Data entries:
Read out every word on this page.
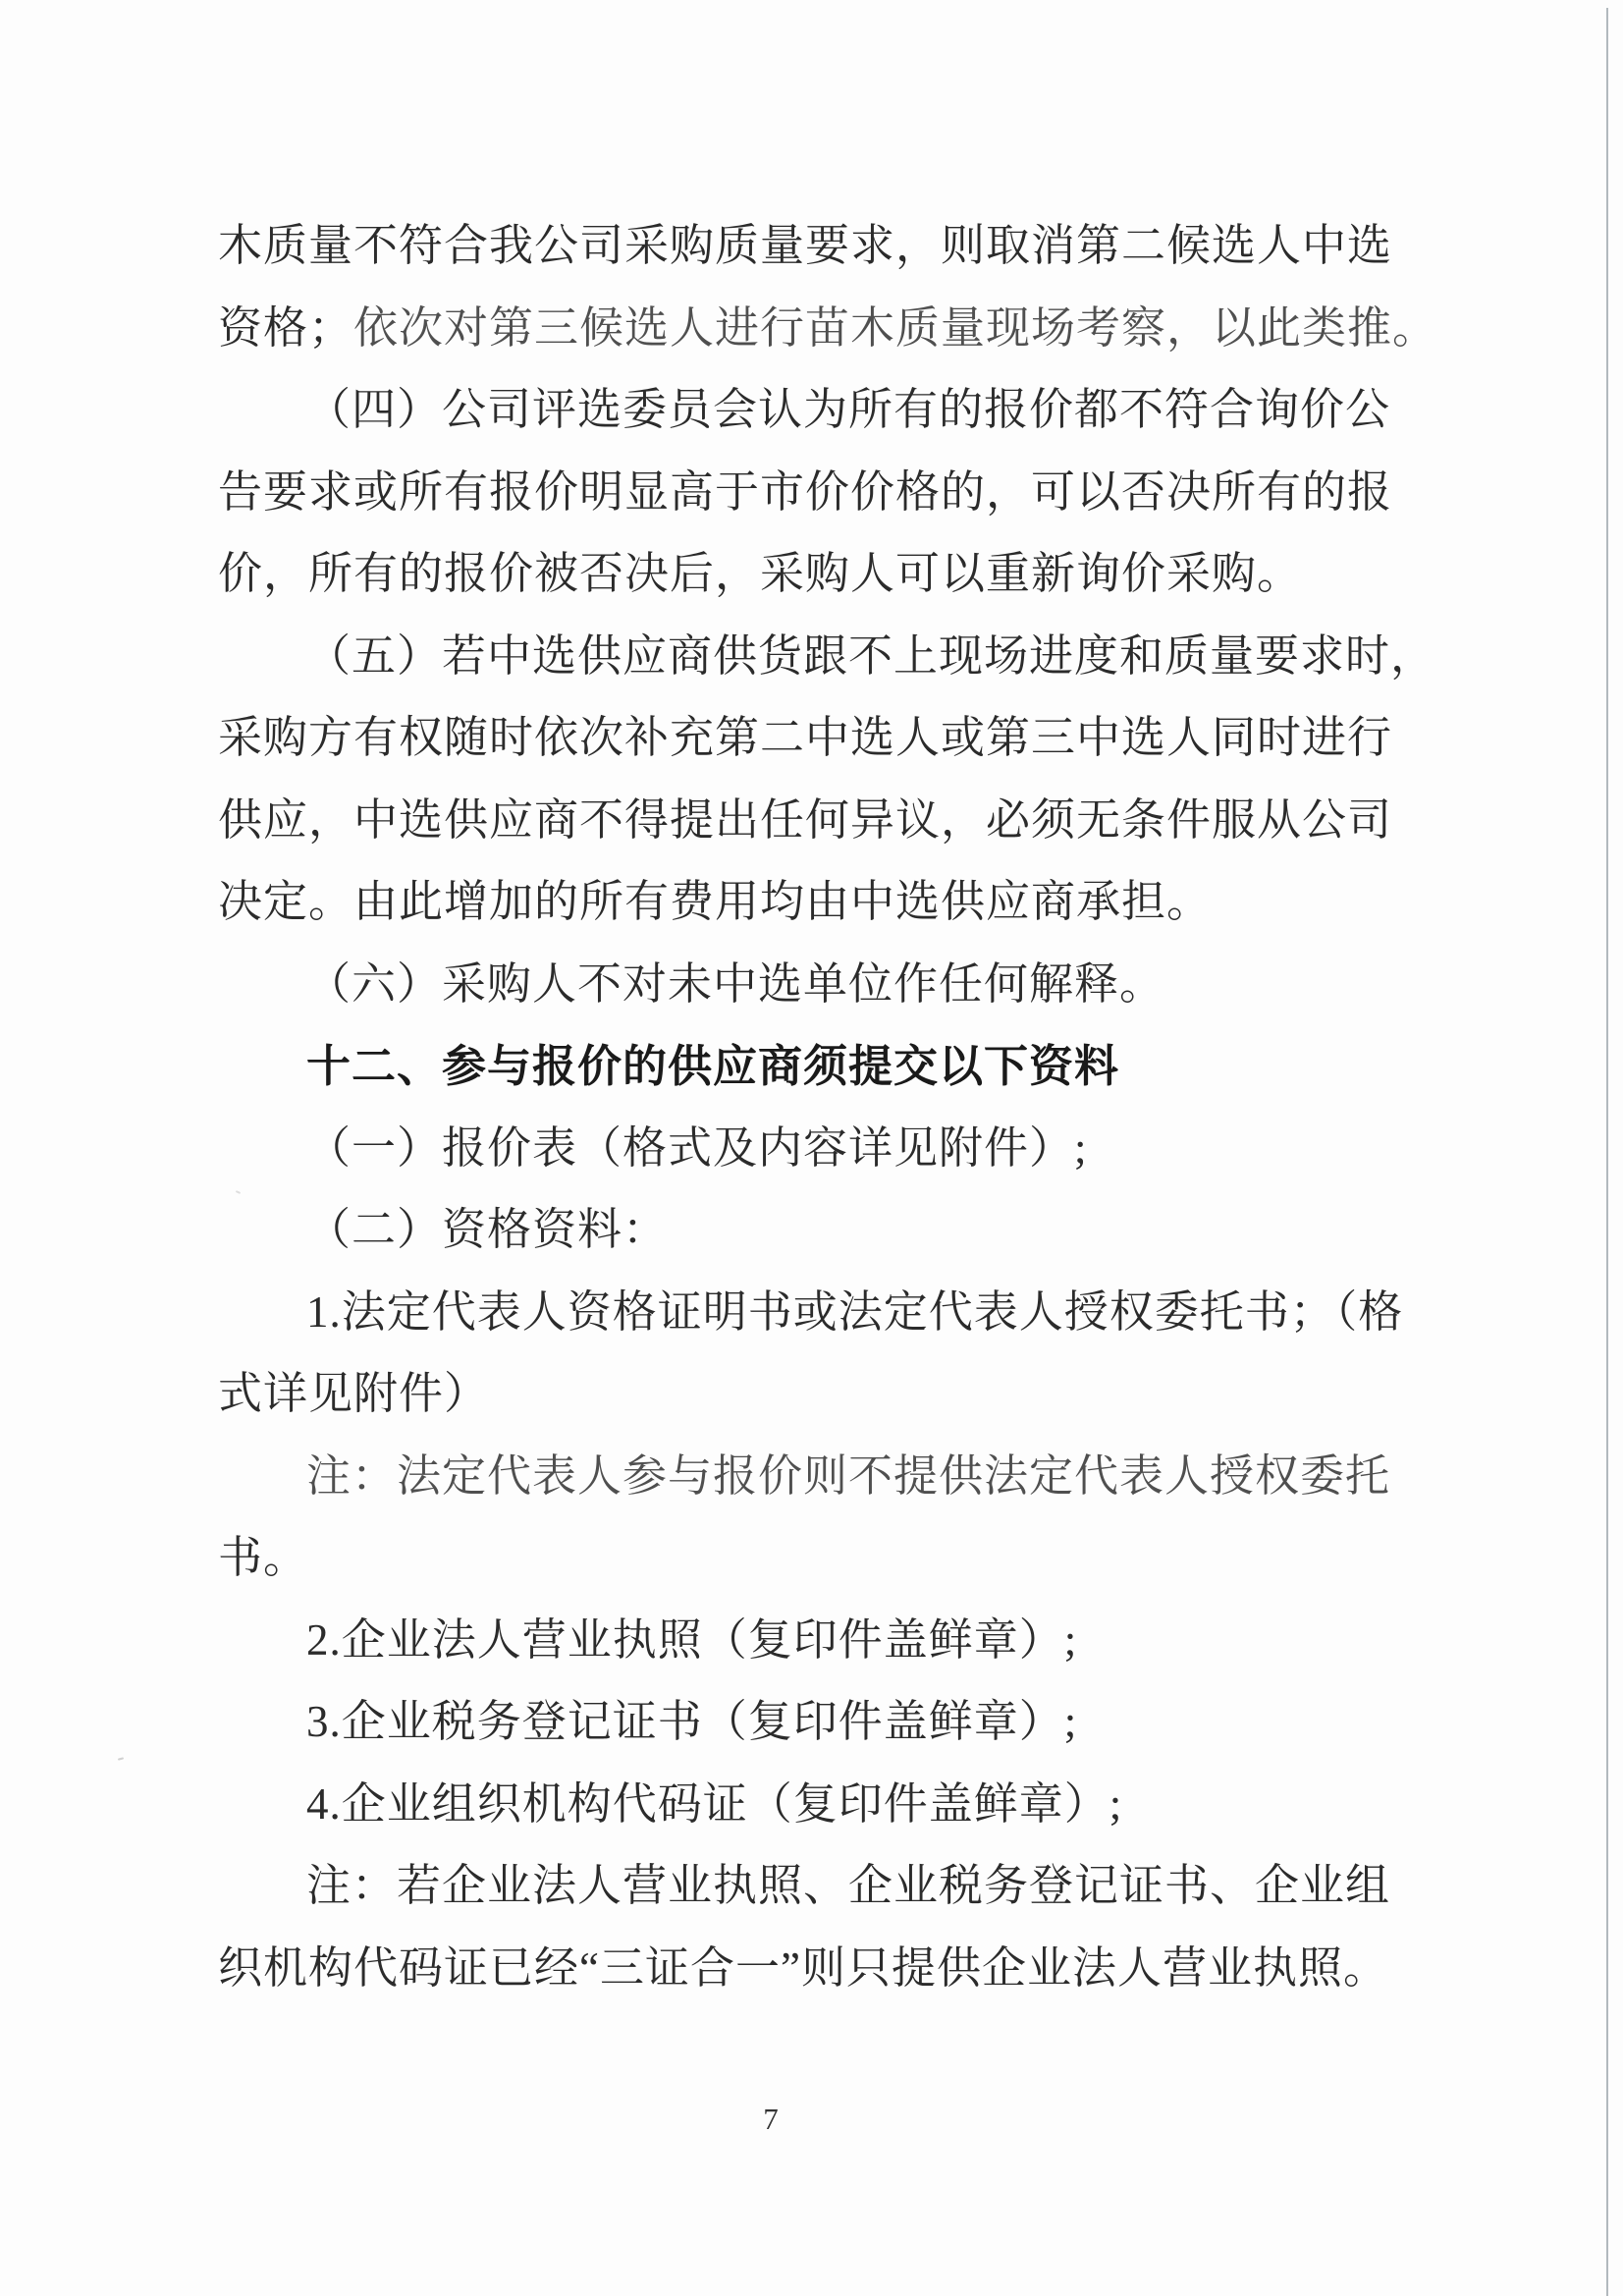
木质量不符合我公司采购质量要求，则取消第二候选人中选
资格；依次对第三候选人进行苗木质量现场考察，以此类推。
（四）公司评选委员会认为所有的报价都不符合询价公
告要求或所有报价明显高于市价价格的，可以否决所有的报
价，所有的报价被否决后，采购人可以重新询价采购。
（五）若中选供应商供货跟不上现场进度和质量要求时，
采购方有权随时依次补充第二中选人或第三中选人同时进行
供应，中选供应商不得提出任何异议，必须无条件服从公司
决定。由此增加的所有费用均由中选供应商承担。
（六）采购人不对未中选单位作任何解释。
十二、参与报价的供应商须提交以下资料
（一）报价表（格式及内容详见附件）;
（二）资格资料：
1.法定代表人资格证明书或法定代表人授权委托书；（格
式详见附件）
注：法定代表人参与报价则不提供法定代表人授权委托
书。
2.企业法人营业执照（复印件盖鲜章）;
3.企业税务登记证书（复印件盖鲜章）;
4.企业组织机构代码证（复印件盖鲜章）;
注：若企业法人营业执照、企业税务登记证书、企业组
织机构代码证已经“三证合一”则只提供企业法人营业执照。
7
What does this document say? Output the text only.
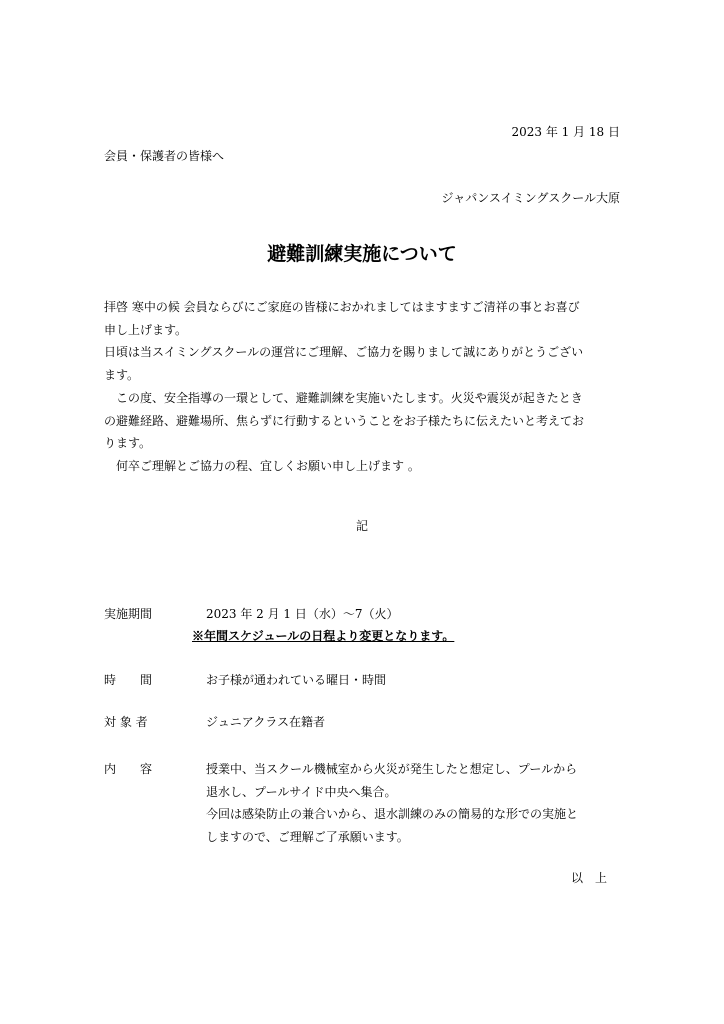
2023 年 1 月 18 日
会員・保護者の皆様へ
ジャパンスイミングスクール大原
避難訓練実施について

拝啓 寒中の候 会員ならびにご家庭の皆様におかれましてはますますご清祥の事とお喜び

申し上げます。

日頃は当スイミングスクールの運営にご理解、ご協力を賜りまして誠にありがとうござい

ます。

　この度、安全指導の一環として、避難訓練を実施いたします。火災や震災が起きたとき

の避難経路、避難場所、焦らずに行動するということをお子様たちに伝えたいと考えてお

ります。

　何卒ご理解とご協力の程、宜しくお願い申し上げます 。

記
実施期間	2023 年 2 月 1 日（水）～7（火）
※年間スケジュールの日程より変更となります。
時　　間	お子様が通われている曜日・時間
対 象 者	ジュニアクラス在籍者
内　　容	授業中、当スクール機械室から火災が発生したと想定し、プールから

退水し、プールサイド中央へ集合。

今回は感染防止の兼合いから、退水訓練のみの簡易的な形での実施と

しますので、ご理解ご了承願います。

以　上
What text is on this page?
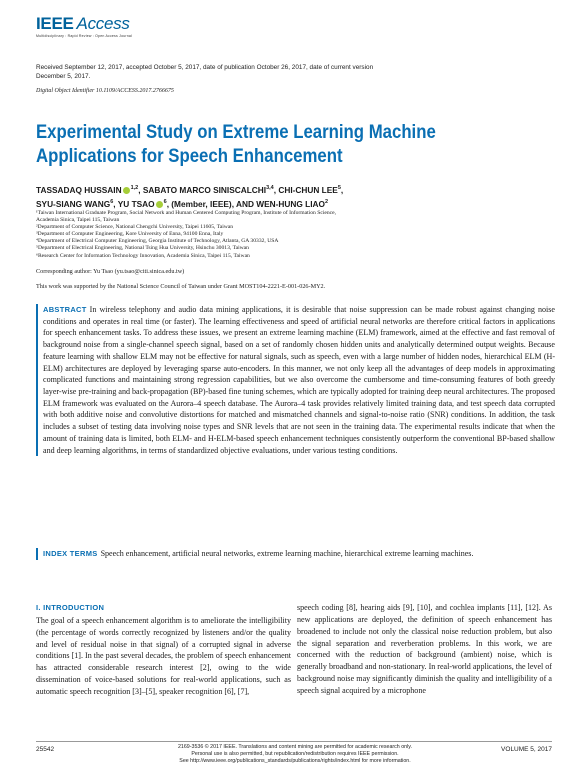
IEEE Access
Multidisciplinary : Rapid Review : Open Access Journal
Received September 12, 2017, accepted October 5, 2017, date of publication October 26, 2017, date of current version December 5, 2017.
Digital Object Identifier 10.1109/ACCESS.2017.2766675
Experimental Study on Extreme Learning Machine Applications for Speech Enhancement
TASSADAQ HUSSAIN $^{1,2}$, SABATO MARCO SINISCALCHI$^{3,4}$, CHI-CHUN LEE$^5$,
SYU-SIANG WANG$^6$, YU TSAO $^6$, (Member, IEEE), AND WEN-HUNG LIAO$^2$
¹Taiwan International Graduate Program, Social Network and Human Centered Computing Program, Institute of Information Science,
Academia Sinica, Taipei 115, Taiwan
²Department of Computer Science, National Chengchi University, Taipei 11605, Taiwan
³Department of Computer Engineering, Kore University of Enna, 94100 Enna, Italy
⁴Department of Electrical Computer Engineering, Georgia Institute of Technology, Atlanta, GA 30332, USA
⁵Department of Electrical Engineering, National Tsing Hua University, Hsinchu 30013, Taiwan
⁶Research Center for Information Technology Innovation, Academia Sinica, Taipei 115, Taiwan
Corresponding author: Yu Tsao (yu.tsao@citi.sinica.edu.tw)
This work was supported by the National Science Council of Taiwan under Grant MOST104-2221-E-001-026-MY2.
ABSTRACT In wireless telephony and audio data mining applications, it is desirable that noise suppression can be made robust against changing noise conditions and operates in real time (or faster). The learning effectiveness and speed of artificial neural networks are therefore critical factors in applications for speech enhancement tasks. To address these issues, we present an extreme learning machine (ELM) framework, aimed at the effective and fast removal of background noise from a single-channel speech signal, based on a set of randomly chosen hidden units and analytically determined output weights. Because feature learning with shallow ELM may not be effective for natural signals, such as speech, even with a large number of hidden nodes, hierarchical ELM (H-ELM) architectures are deployed by leveraging sparse auto-encoders. In this manner, we not only keep all the advantages of deep models in approximating complicated functions and maintaining strong regression capabilities, but we also overcome the cumbersome and time-consuming features of both greedy layer-wise pre-training and back-propagation (BP)-based fine tuning schemes, which are typically adopted for training deep neural architectures. The proposed ELM framework was evaluated on the Aurora–4 speech database. The Aurora–4 task provides relatively limited training data, and test speech data corrupted with both additive noise and convolutive distortions for matched and mismatched channels and signal-to-noise ratio (SNR) conditions. In addition, the task includes a subset of testing data involving noise types and SNR levels that are not seen in the training data. The experimental results indicate that when the amount of training data is limited, both ELM- and H-ELM-based speech enhancement techniques consistently outperform the conventional BP-based shallow and deep learning algorithms, in terms of standardized objective evaluations, under various testing conditions.
INDEX TERMS Speech enhancement, artificial neural networks, extreme learning machine, hierarchical extreme learning machines.
I. INTRODUCTION
The goal of a speech enhancement algorithm is to ameliorate the intelligibility (the percentage of words correctly recognized by listeners and/or the quality and level of residual noise in that signal) of a corrupted signal in adverse conditions [1]. In the past several decades, the problem of speech enhancement has attracted considerable research interest [2], owing to the wide dissemination of voice-based solutions for real-world applications, such as automatic speech recognition [3]–[5], speaker recognition [6], [7],
speech coding [8], hearing aids [9], [10], and cochlea implants [11], [12]. As new applications are deployed, the definition of speech enhancement has broadened to include not only the classical noise reduction problem, but also the signal separation and reverberation problems. In this work, we are concerned with the reduction of background (ambient) noise, which is generally broadband and non-stationary. In real-world applications, the level of background noise may significantly diminish the quality and intelligibility of a speech signal acquired by a microphone
25542	2169-3536 © 2017 IEEE. Translations and content mining are permitted for academic research only.
Personal use is also permitted, but republication/redistribution requires IEEE permission.
See http://www.ieee.org/publications_standards/publications/rights/index.html for more information.
VOLUME 5, 2017
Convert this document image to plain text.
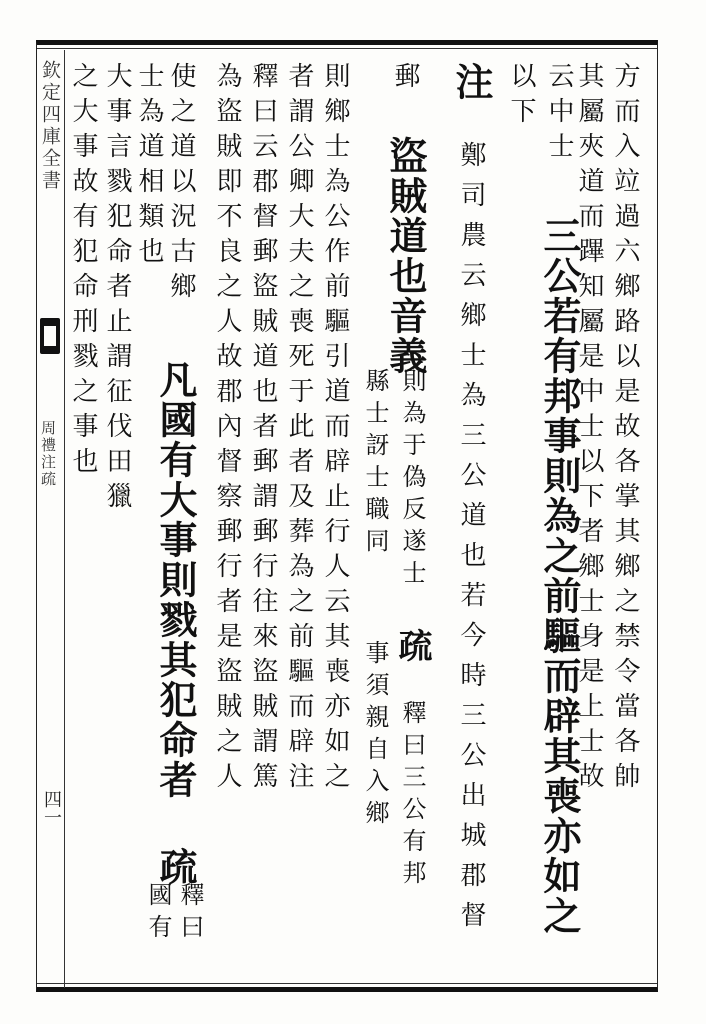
欽定四庫全書
周禮注疏
四一
方而入竝過六鄉路以是故各掌其鄉之禁令當各帥
其屬夾道而蹕知屬是中士以下者鄉士身是上士故
云中士 三公若有邦事則為之前驅而辟其喪亦如之
以下
注 鄭司農云鄉士為三公道也若今時三公出城郡督
郵 盜賊道也音義
則為于偽反遂士 疏 釋曰三公有邦
縣士訝士職同 事須親自入鄉
則鄉士為公作前驅引道而辟止行人云其喪亦如之
者謂公卿大夫之喪死于此者及葬為之前驅而辟注
釋曰云郡督郵盜賊道也者郵謂郵行往來盜賊謂篤
為盜賊即不良之人故郡內督察郵行者是盜賊之人
使之道以況古鄉
凡國有大事則戮其犯命者 疏
釋曰
士為道相類也
國有
大事言戮犯命者止謂征伐田獵
之大事故有犯命刑戮之事也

**WHAT IS BEING ASKED:**
Reproduce the listing exactly. Leave its pictures out.

**RESULT OF THE TASK:**
Read out every word on this page.
木质量不符合我公司采购质量要求，则取消第二候选人中选
资格；依次对第三候选人进行苗木质量现场考察，以此类推。
（四）公司评选委员会认为所有的报价都不符合询价公
告要求或所有报价明显高于市价价格的，可以否决所有的报
价，所有的报价被否决后，采购人可以重新询价采购。
（五）若中选供应商供货跟不上现场进度和质量要求时，
采购方有权随时依次补充第二中选人或第三中选人同时进行
供应，中选供应商不得提出任何异议，必须无条件服从公司
决定。由此增加的所有费用均由中选供应商承担。
（六）采购人不对未中选单位作任何解释。
十二、参与报价的供应商须提交以下资料
（一）报价表（格式及内容详见附件）;
（二）资格资料：
1.法定代表人资格证明书或法定代表人授权委托书；（格
式详见附件）
注：法定代表人参与报价则不提供法定代表人授权委托
书。
2.企业法人营业执照（复印件盖鲜章）;
3.企业税务登记证书（复印件盖鲜章）;
4.企业组织机构代码证（复印件盖鲜章）;
注：若企业法人营业执照、企业税务登记证书、企业组
织机构代码证已经“三证合一”则只提供企业法人营业执照。
7
What does this document say? Output the text only.
2023 年 1 月 18 日
会員・保護者の皆様へ
ジャパンスイミングスクール大原
避難訓練実施について

拝啓 寒中の候 会員ならびにご家庭の皆様におかれましてはますますご清祥の事とお喜び

申し上げます。

日頃は当スイミングスクールの運営にご理解、ご協力を賜りまして誠にありがとうござい

ます。

　この度、安全指導の一環として、避難訓練を実施いたします。火災や震災が起きたとき

の避難経路、避難場所、焦らずに行動するということをお子様たちに伝えたいと考えてお

ります。

　何卒ご理解とご協力の程、宜しくお願い申し上げます 。

記
実施期間	2023 年 2 月 1 日（水）～7（火）
※年間スケジュールの日程より変更となります。
時　　間	お子様が通われている曜日・時間
対 象 者	ジュニアクラス在籍者
内　　容	授業中、当スクール機械室から火災が発生したと想定し、プールから

退水し、プールサイド中央へ集合。

今回は感染防止の兼合いから、退水訓練のみの簡易的な形での実施と

しますので、ご理解ご了承願います。

以　上
What text is on this page?
IEEE Access
Multidisciplinary : Rapid Review : Open Access Journal
Received September 12, 2017, accepted October 5, 2017, date of publication October 26, 2017, date of current version December 5, 2017.
Digital Object Identifier 10.1109/ACCESS.2017.2766675
Experimental Study on Extreme Learning Machine Applications for Speech Enhancement
TASSADAQ HUSSAIN $^{1,2}$, SABATO MARCO SINISCALCHI$^{3,4}$, CHI-CHUN LEE$^5$,
SYU-SIANG WANG$^6$, YU TSAO $^6$, (Member, IEEE), AND WEN-HUNG LIAO$^2$
¹Taiwan International Graduate Program, Social Network and Human Centered Computing Program, Institute of Information Science,
Academia Sinica, Taipei 115, Taiwan
²Department of Computer Science, National Chengchi University, Taipei 11605, Taiwan
³Department of Computer Engineering, Kore University of Enna, 94100 Enna, Italy
⁴Department of Electrical Computer Engineering, Georgia Institute of Technology, Atlanta, GA 30332, USA
⁵Department of Electrical Engineering, National Tsing Hua University, Hsinchu 30013, Taiwan
⁶Research Center for Information Technology Innovation, Academia Sinica, Taipei 115, Taiwan
Corresponding author: Yu Tsao (yu.tsao@citi.sinica.edu.tw)
This work was supported by the National Science Council of Taiwan under Grant MOST104-2221-E-001-026-MY2.
ABSTRACT In wireless telephony and audio data mining applications, it is desirable that noise suppression can be made robust against changing noise conditions and operates in real time (or faster). The learning effectiveness and speed of artificial neural networks are therefore critical factors in applications for speech enhancement tasks. To address these issues, we present an extreme learning machine (ELM) framework, aimed at the effective and fast removal of background noise from a single-channel speech signal, based on a set of randomly chosen hidden units and analytically determined output weights. Because feature learning with shallow ELM may not be effective for natural signals, such as speech, even with a large number of hidden nodes, hierarchical ELM (H-ELM) architectures are deployed by leveraging sparse auto-encoders. In this manner, we not only keep all the advantages of deep models in approximating complicated functions and maintaining strong regression capabilities, but we also overcome the cumbersome and time-consuming features of both greedy layer-wise pre-training and back-propagation (BP)-based fine tuning schemes, which are typically adopted for training deep neural architectures. The proposed ELM framework was evaluated on the Aurora–4 speech database. The Aurora–4 task provides relatively limited training data, and test speech data corrupted with both additive noise and convolutive distortions for matched and mismatched channels and signal-to-noise ratio (SNR) conditions. In addition, the task includes a subset of testing data involving noise types and SNR levels that are not seen in the training data. The experimental results indicate that when the amount of training data is limited, both ELM- and H-ELM-based speech enhancement techniques consistently outperform the conventional BP-based shallow and deep learning algorithms, in terms of standardized objective evaluations, under various testing conditions.
INDEX TERMS Speech enhancement, artificial neural networks, extreme learning machine, hierarchical extreme learning machines.
I. INTRODUCTION
The goal of a speech enhancement algorithm is to ameliorate the intelligibility (the percentage of words correctly recognized by listeners and/or the quality and level of residual noise in that signal) of a corrupted signal in adverse conditions [1]. In the past several decades, the problem of speech enhancement has attracted considerable research interest [2], owing to the wide dissemination of voice-based solutions for real-world applications, such as automatic speech recognition [3]–[5], speaker recognition [6], [7],
speech coding [8], hearing aids [9], [10], and cochlea implants [11], [12]. As new applications are deployed, the definition of speech enhancement has broadened to include not only the classical noise reduction problem, but also the signal separation and reverberation problems. In this work, we are concerned with the reduction of background (ambient) noise, which is generally broadband and non-stationary. In real-world applications, the level of background noise may significantly diminish the quality and intelligibility of a speech signal acquired by a microphone
25542	2169-3536 © 2017 IEEE. Translations and content mining are permitted for academic research only.
Personal use is also permitted, but republication/redistribution requires IEEE permission.
See http://www.ieee.org/publications_standards/publications/rights/index.html for more information.
VOLUME 5, 2017
Convert this document image to plain text.
欽定四庫全書
周禮注疏
四一
方而入竝過六鄉路以是故各掌其鄉之禁令當各帥
其屬夾道而蹕知屬是中士以下者鄉士身是上士故
云中士 三公若有邦事則為之前驅而辟其喪亦如之
以下
注 鄭司農云鄉士為三公道也若今時三公出城郡督
郵 盜賊道也音義
則為于偽反遂士 疏 釋曰三公有邦
縣士訝士職同 事須親自入鄉
則鄉士為公作前驅引道而辟止行人云其喪亦如之
者謂公卿大夫之喪死于此者及葬為之前驅而辟注
釋曰云郡督郵盜賊道也者郵謂郵行往來盜賊謂篤
為盜賊即不良之人故郡內督察郵行者是盜賊之人
使之道以況古鄉
凡國有大事則戮其犯命者 疏
釋曰
士為道相類也
國有
大事言戮犯命者止謂征伐田獵
之大事故有犯命刑戮之事也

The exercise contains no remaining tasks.